INSTRUCTIONS FOR THE TASK ::
Pick out every line of the entries below where "xray" occurs, and copy those lines.

======== AVAILABLE DATA ========

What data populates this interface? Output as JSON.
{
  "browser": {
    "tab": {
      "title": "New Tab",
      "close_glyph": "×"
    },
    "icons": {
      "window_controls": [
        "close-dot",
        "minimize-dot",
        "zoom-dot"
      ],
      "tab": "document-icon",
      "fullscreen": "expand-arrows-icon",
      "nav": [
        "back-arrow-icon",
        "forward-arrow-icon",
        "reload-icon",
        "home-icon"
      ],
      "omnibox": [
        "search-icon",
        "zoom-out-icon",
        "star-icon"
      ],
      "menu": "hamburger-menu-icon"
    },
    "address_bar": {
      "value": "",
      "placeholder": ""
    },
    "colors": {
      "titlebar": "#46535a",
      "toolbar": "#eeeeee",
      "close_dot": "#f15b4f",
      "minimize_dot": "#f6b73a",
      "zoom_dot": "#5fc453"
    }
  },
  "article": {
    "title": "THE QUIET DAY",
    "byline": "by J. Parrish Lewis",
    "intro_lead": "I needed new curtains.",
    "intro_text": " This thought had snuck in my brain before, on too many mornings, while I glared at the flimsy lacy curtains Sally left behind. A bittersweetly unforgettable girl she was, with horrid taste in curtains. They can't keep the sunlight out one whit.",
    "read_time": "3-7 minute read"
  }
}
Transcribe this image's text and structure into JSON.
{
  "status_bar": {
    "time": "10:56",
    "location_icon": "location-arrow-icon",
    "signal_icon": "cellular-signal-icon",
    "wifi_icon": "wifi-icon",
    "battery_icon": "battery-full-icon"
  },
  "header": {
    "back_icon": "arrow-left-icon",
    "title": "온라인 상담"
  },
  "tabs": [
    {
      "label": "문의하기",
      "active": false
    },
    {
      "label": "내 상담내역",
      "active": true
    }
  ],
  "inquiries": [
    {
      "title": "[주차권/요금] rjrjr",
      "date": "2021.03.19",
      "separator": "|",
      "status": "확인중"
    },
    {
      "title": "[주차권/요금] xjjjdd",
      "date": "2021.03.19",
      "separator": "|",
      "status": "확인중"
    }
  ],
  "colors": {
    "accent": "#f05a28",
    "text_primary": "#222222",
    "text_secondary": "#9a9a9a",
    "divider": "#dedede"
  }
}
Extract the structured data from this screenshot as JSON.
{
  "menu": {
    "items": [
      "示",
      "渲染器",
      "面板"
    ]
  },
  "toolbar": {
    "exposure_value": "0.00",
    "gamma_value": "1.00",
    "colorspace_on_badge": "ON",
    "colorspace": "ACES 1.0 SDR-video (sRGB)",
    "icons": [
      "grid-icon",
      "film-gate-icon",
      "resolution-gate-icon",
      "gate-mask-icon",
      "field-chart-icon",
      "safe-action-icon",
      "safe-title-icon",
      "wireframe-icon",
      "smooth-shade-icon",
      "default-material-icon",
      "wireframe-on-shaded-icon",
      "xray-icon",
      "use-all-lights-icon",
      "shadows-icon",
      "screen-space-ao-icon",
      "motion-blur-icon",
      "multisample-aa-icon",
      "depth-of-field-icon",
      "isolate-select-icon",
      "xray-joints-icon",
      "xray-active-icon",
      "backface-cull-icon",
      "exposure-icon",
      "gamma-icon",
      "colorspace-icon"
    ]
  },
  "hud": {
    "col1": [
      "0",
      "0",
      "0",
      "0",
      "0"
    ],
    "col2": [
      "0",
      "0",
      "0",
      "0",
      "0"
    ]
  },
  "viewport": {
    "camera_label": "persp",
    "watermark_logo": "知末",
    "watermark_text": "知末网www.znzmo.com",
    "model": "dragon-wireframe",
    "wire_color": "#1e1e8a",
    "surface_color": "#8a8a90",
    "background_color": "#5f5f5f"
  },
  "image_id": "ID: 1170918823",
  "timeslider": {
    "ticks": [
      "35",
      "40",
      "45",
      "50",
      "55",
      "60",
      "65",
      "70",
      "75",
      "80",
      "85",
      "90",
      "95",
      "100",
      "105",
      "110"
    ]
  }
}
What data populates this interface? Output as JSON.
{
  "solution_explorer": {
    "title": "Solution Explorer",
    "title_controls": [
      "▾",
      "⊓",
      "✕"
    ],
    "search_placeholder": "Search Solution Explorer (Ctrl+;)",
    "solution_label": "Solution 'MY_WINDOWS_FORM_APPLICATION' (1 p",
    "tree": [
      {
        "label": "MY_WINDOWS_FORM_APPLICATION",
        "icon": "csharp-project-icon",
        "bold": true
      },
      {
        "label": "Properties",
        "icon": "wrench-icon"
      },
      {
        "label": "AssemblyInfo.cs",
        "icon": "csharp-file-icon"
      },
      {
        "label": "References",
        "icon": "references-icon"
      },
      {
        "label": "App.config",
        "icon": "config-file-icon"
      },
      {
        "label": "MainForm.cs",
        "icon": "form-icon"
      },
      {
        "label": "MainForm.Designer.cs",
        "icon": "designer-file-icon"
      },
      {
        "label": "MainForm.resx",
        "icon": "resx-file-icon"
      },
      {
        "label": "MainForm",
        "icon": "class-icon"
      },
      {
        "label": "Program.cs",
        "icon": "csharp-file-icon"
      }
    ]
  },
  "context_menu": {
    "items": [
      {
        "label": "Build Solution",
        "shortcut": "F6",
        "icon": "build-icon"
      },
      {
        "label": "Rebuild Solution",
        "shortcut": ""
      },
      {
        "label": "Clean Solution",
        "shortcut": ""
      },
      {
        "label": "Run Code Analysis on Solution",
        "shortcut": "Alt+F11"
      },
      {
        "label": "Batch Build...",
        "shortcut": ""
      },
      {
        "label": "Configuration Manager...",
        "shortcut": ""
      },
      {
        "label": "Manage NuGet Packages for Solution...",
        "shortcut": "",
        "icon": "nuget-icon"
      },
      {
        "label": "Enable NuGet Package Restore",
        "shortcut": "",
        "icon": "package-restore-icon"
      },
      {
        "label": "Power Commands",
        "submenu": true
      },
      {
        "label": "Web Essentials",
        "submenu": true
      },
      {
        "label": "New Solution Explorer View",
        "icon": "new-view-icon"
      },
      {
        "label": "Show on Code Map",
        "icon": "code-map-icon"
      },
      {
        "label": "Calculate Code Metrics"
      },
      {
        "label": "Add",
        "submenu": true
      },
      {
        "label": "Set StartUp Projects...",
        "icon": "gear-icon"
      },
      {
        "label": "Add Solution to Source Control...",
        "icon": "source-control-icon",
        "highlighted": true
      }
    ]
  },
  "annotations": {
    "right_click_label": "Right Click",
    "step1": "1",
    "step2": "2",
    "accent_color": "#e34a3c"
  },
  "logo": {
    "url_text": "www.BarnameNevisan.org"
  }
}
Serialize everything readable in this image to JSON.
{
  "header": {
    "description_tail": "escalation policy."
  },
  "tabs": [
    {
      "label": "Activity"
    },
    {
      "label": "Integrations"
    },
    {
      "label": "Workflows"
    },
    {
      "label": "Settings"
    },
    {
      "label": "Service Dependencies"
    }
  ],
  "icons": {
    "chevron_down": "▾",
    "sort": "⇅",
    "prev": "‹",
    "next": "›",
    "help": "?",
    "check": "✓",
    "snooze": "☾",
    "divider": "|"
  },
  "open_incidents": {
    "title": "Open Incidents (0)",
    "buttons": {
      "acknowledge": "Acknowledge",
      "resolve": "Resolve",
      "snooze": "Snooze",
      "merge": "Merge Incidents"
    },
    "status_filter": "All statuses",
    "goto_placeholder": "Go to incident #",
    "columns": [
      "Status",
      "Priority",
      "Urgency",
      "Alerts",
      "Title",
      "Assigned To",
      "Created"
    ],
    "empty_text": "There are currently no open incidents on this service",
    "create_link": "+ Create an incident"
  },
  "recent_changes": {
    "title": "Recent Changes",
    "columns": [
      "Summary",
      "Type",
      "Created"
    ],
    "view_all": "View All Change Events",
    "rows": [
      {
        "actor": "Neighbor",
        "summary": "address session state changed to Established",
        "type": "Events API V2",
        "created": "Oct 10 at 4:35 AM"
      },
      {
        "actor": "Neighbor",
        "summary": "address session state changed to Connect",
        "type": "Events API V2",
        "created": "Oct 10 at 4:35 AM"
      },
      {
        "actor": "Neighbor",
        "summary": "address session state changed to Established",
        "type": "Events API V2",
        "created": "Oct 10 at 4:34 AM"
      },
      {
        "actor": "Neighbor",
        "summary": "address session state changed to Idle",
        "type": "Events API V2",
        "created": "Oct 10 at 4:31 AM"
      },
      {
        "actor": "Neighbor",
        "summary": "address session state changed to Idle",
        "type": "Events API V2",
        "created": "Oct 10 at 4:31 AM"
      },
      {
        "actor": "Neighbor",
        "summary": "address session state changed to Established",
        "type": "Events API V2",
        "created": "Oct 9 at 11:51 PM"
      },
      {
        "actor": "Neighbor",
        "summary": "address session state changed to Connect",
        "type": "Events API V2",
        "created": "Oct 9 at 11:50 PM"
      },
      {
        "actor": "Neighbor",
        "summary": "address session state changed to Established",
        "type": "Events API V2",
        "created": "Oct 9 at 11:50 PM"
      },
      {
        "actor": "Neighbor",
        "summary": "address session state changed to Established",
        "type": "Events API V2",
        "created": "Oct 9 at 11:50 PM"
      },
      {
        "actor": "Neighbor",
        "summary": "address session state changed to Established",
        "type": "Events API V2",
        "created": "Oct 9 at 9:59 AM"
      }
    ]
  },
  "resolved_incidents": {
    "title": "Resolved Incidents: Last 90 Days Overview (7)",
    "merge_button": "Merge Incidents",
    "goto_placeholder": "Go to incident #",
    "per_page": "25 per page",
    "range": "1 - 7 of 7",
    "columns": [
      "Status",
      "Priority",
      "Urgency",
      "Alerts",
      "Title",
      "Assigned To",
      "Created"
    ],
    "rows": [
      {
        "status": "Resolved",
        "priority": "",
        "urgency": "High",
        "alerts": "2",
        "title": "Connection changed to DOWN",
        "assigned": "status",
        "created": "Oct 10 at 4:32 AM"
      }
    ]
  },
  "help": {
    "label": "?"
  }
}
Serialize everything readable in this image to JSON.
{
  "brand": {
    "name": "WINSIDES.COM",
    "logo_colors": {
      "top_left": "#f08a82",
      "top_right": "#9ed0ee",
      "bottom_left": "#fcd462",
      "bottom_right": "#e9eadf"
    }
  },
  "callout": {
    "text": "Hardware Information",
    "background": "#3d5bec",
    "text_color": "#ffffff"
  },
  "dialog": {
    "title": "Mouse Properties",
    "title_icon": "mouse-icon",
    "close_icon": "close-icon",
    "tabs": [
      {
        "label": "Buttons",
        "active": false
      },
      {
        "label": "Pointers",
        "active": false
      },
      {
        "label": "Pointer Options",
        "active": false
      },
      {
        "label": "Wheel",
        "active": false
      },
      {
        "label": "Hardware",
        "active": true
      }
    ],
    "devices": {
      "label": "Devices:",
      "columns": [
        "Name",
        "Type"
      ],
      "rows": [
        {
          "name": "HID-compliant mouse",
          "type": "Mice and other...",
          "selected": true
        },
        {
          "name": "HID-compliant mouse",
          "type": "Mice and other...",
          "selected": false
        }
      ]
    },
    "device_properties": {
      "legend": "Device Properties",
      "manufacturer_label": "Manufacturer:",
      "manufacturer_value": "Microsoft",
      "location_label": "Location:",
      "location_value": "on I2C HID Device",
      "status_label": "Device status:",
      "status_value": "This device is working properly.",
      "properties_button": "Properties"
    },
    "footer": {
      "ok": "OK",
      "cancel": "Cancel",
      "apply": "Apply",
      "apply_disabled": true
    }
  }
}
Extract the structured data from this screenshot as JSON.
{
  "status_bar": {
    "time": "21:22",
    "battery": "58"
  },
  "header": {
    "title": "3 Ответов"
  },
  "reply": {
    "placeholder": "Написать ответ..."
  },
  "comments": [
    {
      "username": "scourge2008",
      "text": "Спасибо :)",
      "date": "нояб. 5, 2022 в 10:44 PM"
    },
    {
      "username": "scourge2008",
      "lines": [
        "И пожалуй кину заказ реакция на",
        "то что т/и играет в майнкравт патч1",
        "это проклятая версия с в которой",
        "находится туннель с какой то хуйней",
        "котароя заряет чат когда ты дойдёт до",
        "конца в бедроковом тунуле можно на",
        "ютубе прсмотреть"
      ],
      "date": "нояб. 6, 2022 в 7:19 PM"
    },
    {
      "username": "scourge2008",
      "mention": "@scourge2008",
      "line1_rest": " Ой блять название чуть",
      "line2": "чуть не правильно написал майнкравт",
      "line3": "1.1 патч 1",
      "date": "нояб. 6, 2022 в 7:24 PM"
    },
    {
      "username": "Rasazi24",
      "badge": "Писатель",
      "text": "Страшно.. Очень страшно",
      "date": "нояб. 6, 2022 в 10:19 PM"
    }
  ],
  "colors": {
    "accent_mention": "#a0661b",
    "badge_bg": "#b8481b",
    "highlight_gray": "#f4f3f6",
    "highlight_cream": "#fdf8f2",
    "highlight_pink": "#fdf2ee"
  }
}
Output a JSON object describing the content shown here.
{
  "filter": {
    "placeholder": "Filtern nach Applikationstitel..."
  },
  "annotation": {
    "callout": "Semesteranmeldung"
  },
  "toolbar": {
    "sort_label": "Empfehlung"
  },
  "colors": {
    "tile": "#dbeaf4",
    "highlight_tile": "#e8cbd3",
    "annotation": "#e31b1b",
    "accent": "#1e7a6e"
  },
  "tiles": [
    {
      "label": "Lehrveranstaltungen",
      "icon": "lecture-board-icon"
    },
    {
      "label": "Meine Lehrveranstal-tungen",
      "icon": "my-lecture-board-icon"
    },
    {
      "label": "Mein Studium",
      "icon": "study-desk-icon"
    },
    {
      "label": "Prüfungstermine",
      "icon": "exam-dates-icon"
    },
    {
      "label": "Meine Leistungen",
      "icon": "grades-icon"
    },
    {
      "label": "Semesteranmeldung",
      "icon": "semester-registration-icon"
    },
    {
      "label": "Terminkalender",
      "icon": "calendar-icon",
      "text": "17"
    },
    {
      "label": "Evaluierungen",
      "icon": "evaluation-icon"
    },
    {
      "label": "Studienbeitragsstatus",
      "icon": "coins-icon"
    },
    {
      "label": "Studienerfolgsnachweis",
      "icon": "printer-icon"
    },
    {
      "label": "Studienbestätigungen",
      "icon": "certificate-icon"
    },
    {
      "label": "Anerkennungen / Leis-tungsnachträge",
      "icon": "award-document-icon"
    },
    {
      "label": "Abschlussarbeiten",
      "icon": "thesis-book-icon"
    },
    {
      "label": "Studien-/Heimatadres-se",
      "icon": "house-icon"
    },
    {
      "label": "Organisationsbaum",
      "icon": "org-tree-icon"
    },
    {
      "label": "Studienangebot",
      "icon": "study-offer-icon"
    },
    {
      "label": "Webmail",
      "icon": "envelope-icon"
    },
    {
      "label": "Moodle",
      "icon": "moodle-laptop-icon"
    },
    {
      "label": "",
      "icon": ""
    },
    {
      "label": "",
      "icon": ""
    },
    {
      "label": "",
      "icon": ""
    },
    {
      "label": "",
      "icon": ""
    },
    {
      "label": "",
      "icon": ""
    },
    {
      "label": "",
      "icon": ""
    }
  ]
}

========

RESULT OF THIS EXERCISE ::
      "xray-icon",
      "xray-joints-icon",
      "xray-active-icon",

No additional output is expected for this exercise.